## Consigne 1
D'après le texte de la page, combien d'heures par jour les détenus en maison d'arrêt passent-ils parfois enfermés dans leur cellule ?
------ Texte de la page ------
Jean-Christophe, metteur en scène

Sortir de sa cellule constitue bien souvent le premier barreau de l’échelle des motivations. Là encore, cependant, il existe des variantes selon les différents établissements. En maison d’arrêt, les détenus passent souvent l’essentiel de leurs journées enfermés dans leur cellule (parfois 22 heures sur 24), cellule généralement partagée avec deux, trois, voire quatre autres prisonniers [73]. On comprend donc le besoin éprouvé d’en sortir, de fuir, ne serait-ce que momentanément cette cohabitation forcée. Les centres de détention, au contraire bénéficient généralement d’un régime plus souple, les détenus pouvant circuler librement d’une cellule à l’autre pendant la journée.

Rencontrer des gens

« Ca te permet déjà de voir les personnes qui viennent des autres divisions, des gens de l’extérieur, en dehors du maton, de la matonne. »
« Et puis rencontrer d’autres personnes qui sont dans d’autres cellules, qui sont dans d’autres divisions. Et puis papoter. Ce ne sont pas les motivations qui manquent. »
Francine, ancienne détenue

Au plaisir de sortir de sa cellule s’ajoute donc celui de croiser différentes personnes, de discuter, d’échanger. D’échanger avec d’autres détenus que l’on ne voit guère habituellement, avec qui l’on partage peut-être en plus une culture, des goûts et centres d’intérêts communs autour de l’activité pratiquée. D’échanger avec des intervenants extérieurs reliant le détenu à une société dont il peut se sentir exclu. La motivation semble s’amplifier pour certains lorsque l’intervenant appartient au sexe opposé, sexe dont la présence est fortement réduite en détention. Ainsi, selon Shirley, agent culture-justice au Centre de détention de Loos Lès Lille, les prisonniers-hommes réclament régulièrement la venue d’intervenantes- femmes. Le besoin de voir des gens, de parler, se suffit parfois à lui-même, expliquant entièrement la participation à un atelier et excluant d’emblée des motivations dites plus culturelles ou artistiques.

« Et puis une fois que j’étais en cours de musique je me suis rendu compte que je n’apprendrais pas grand chose, mais je suis restée parce que j’aimais bien l’intervenant. »
Francine, ancienne détenue

Le besoin de s’occuper

« J’avais besoin d’occuper mon temps, de tuer l’ennui ».
« Je voyais surtout le théâtre comme une occupation ».
« En prison, on a le temps ».
Manu, ancien détenu.
------ Listing ------
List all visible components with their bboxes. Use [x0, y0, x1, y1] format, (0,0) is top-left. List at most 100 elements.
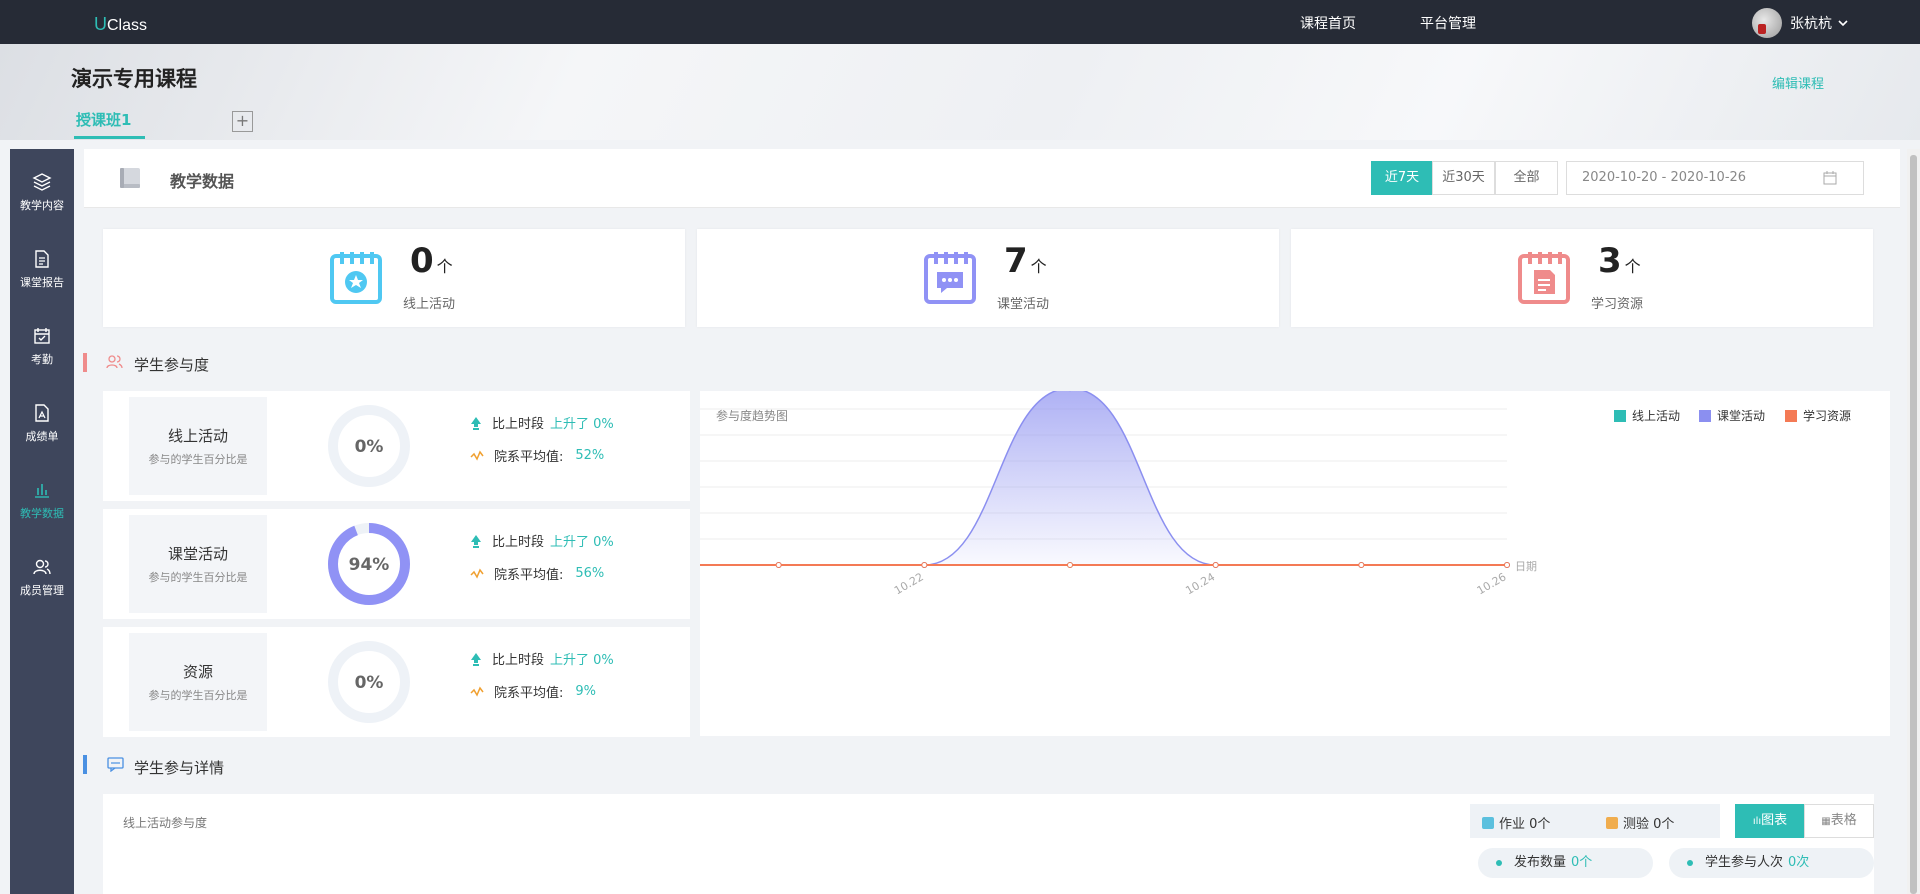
date-range-value: 2020-10-20 - 2020-10-26: [1582, 170, 1747, 185]
stat-label: 线上活动: [403, 297, 456, 312]
sidebar-item-members[interactable]: 成员管理: [10, 556, 74, 598]
activity-subtitle: 参与的学生百分比是: [148, 571, 248, 584]
checkbox-icon: [1606, 817, 1618, 829]
legend-item[interactable]: 学习资源: [1785, 407, 1851, 424]
activity-filter: 作业 0个 测验 0个: [1470, 804, 1720, 838]
avg-line: 院系平均值: 52%: [470, 446, 604, 465]
detail-card-title: 线上活动参与度: [123, 816, 208, 830]
section-title-participation: 学生参与度: [134, 356, 210, 374]
users-icon: [33, 559, 51, 575]
course-title: 演示专用课程: [71, 67, 197, 91]
calendar-check-icon: [34, 328, 50, 344]
book-icon: [120, 168, 140, 188]
nav-platform-admin[interactable]: 平台管理: [1420, 16, 1476, 32]
sidebar: 教学内容 课堂报告 考勤 成绩单 教学数据 成员管理: [10, 149, 74, 894]
legend-item[interactable]: 线上活动: [1614, 407, 1680, 424]
bar-chart-icon: [35, 484, 49, 498]
chart-title: 参与度趋势图: [716, 409, 789, 423]
legend-swatch: [1785, 409, 1797, 422]
stat-label: 课堂活动: [997, 297, 1050, 312]
data-point: [1212, 562, 1219, 568]
users-icon: [106, 355, 123, 369]
activity-label-box: 资源 参与的学生百分比是: [129, 633, 267, 731]
sidebar-item-teaching-content[interactable]: 教学内容: [10, 171, 74, 213]
chevron-down-icon: [1838, 20, 1848, 27]
activity-name: 资源: [182, 663, 213, 681]
online-activity-icon: [330, 252, 382, 304]
x-tick-label: 10.24: [1183, 570, 1217, 597]
activity-card-class: 课堂活动 参与的学生百分比是 94% 比上时段 上升了 0% 院系平均值: 56%: [103, 509, 690, 619]
data-point: [1358, 562, 1365, 568]
percent-ring: 0%: [328, 405, 410, 487]
svg-text:0%: 0%: [355, 437, 384, 457]
up-arrow-icon: [471, 416, 481, 430]
up-arrow-icon: [471, 534, 481, 548]
course-header: [0, 44, 1920, 140]
checkbox-icon: [1482, 817, 1494, 829]
add-class-button[interactable]: +: [232, 111, 253, 132]
filter-homework[interactable]: 作业 0个: [1482, 813, 1550, 832]
avatar: [1752, 8, 1782, 38]
activity-label-box: 课堂活动 参与的学生百分比是: [129, 515, 267, 613]
stat-label: 学习资源: [1591, 297, 1644, 312]
report-icon: [35, 404, 49, 422]
app-logo[interactable]: UClass: [94, 14, 148, 34]
activity-name: 课堂活动: [167, 545, 228, 563]
sidebar-item-attendance[interactable]: 考勤: [10, 325, 74, 367]
participation-count-pill: 学生参与人次 0次: [1669, 848, 1874, 878]
range-7-days-button[interactable]: 近7天: [1371, 161, 1433, 195]
document-icon: [35, 250, 49, 268]
activity-label-box: 线上活动 参与的学生百分比是: [129, 397, 267, 495]
edit-course-link[interactable]: 编辑课程: [1772, 77, 1825, 92]
section-marker: [83, 353, 87, 372]
user-menu[interactable]: 张杭杭: [1752, 8, 1850, 38]
section-marker: [83, 755, 87, 774]
range-all-button[interactable]: 全部: [1495, 161, 1558, 195]
compare-line: 比上时段 上升了 0%: [470, 413, 614, 432]
filter-quiz[interactable]: 测验 0个: [1606, 813, 1674, 832]
publish-count-pill: 发布数量 0个: [1478, 848, 1653, 878]
data-point: [1504, 562, 1510, 568]
range-30-days-button[interactable]: 近30天: [1432, 161, 1495, 195]
resources-icon: [1518, 252, 1570, 304]
scrollbar-thumb[interactable]: [1910, 155, 1917, 894]
sidebar-item-label: 成绩单: [25, 430, 59, 443]
activity-subtitle: 参与的学生百分比是: [148, 689, 248, 702]
sidebar-item-label: 成员管理: [20, 584, 64, 597]
sidebar-item-class-report[interactable]: 课堂报告: [10, 248, 74, 290]
trend-icon: [470, 686, 484, 697]
sidebar-item-label: 考勤: [31, 353, 53, 366]
chart-view-button[interactable]: ılı图表: [1735, 804, 1805, 838]
table-view-button[interactable]: ▦表格: [1804, 804, 1874, 838]
bar-chart-icon: ılı: [1752, 816, 1762, 827]
sidebar-item-transcript[interactable]: 成绩单: [10, 402, 74, 444]
top-bar: [0, 0, 1920, 44]
data-point: [775, 562, 782, 568]
nav-course-home[interactable]: 课程首页: [1300, 16, 1356, 32]
data-point: [1067, 562, 1073, 568]
layers-icon: [32, 173, 52, 191]
user-name: 张杭杭: [1790, 16, 1832, 32]
data-point: [921, 562, 928, 568]
compare-line: 比上时段 上升了 0%: [470, 531, 614, 550]
section-title-detail: 学生参与详情: [134, 759, 225, 777]
calendar-icon: [1823, 171, 1837, 185]
svg-text:0%: 0%: [355, 673, 384, 693]
tab-class-1[interactable]: 授课班1: [76, 111, 132, 129]
percent-ring: 0%: [328, 641, 410, 723]
chat-icon: [107, 757, 124, 772]
trend-icon: [470, 568, 484, 579]
table-icon: ▦: [1821, 816, 1831, 827]
up-arrow-icon: [471, 652, 481, 666]
date-range-input[interactable]: 2020-10-20 - 2020-10-26: [1566, 161, 1864, 195]
activity-card-online: 线上活动 参与的学生百分比是 0% 比上时段 上升了 0% 院系平均值: 52%: [103, 391, 690, 501]
sidebar-item-teaching-data[interactable]: 教学数据: [10, 479, 74, 521]
legend-item[interactable]: 课堂活动: [1699, 407, 1765, 424]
------
## Consigne 2
Dans le listing, recopiez les lignes allant de celle qui contient « 170, 1747, 185] » jusqu'à celle qui contient « svg-text:0%: 0%: [355, 437, 384, 457] », en remplaçant « data-point » par « chart-point » sans rien changer d'autre.

## Réponse complète 1
Parfois 22 heures sur 24.

## Réponse complète 2
date-range-value: 2020-10-20 - 2020-10-26: [1582, 170, 1747, 185]
stat-label: 线上活动: [403, 297, 456, 312]
sidebar-item-members[interactable]: 成员管理: [10, 556, 74, 598]
activity-subtitle: 参与的学生百分比是: [148, 571, 248, 584]
checkbox-icon: [1606, 817, 1618, 829]
legend-item[interactable]: 学习资源: [1785, 407, 1851, 424]
activity-filter: 作业 0个 测验 0个: [1470, 804, 1720, 838]
avg-line: 院系平均值: 52%: [470, 446, 604, 465]
detail-card-title: 线上活动参与度: [123, 816, 208, 830]
section-title-participation: 学生参与度: [134, 356, 210, 374]
users-icon: [33, 559, 51, 575]
course-title: 演示专用课程: [71, 67, 197, 91]
calendar-check-icon: [34, 328, 50, 344]
book-icon: [120, 168, 140, 188]
nav-platform-admin[interactable]: 平台管理: [1420, 16, 1476, 32]
sidebar: 教学内容 课堂报告 考勤 成绩单 教学数据 成员管理: [10, 149, 74, 894]
legend-item[interactable]: 线上活动: [1614, 407, 1680, 424]
bar-chart-icon: [35, 484, 49, 498]
chart-title: 参与度趋势图: [716, 409, 789, 423]
legend-swatch: [1785, 409, 1797, 422]
stat-label: 课堂活动: [997, 297, 1050, 312]
chart-point: [1212, 562, 1219, 568]
users-icon: [106, 355, 123, 369]
activity-label-box: 资源 参与的学生百分比是: [129, 633, 267, 731]
sidebar-item-teaching-content[interactable]: 教学内容: [10, 171, 74, 213]
chevron-down-icon: [1838, 20, 1848, 27]
activity-name: 资源: [182, 663, 213, 681]
online-activity-icon: [330, 252, 382, 304]
x-tick-label: 10.24: [1183, 570, 1217, 597]
activity-card-class: 课堂活动 参与的学生百分比是 94% 比上时段 上升了 0% 院系平均值: 56%: [103, 509, 690, 619]
chart-point: [1358, 562, 1365, 568]
percent-ring: 0%: [328, 405, 410, 487]
svg-text:0%: 0%: [355, 437, 384, 457]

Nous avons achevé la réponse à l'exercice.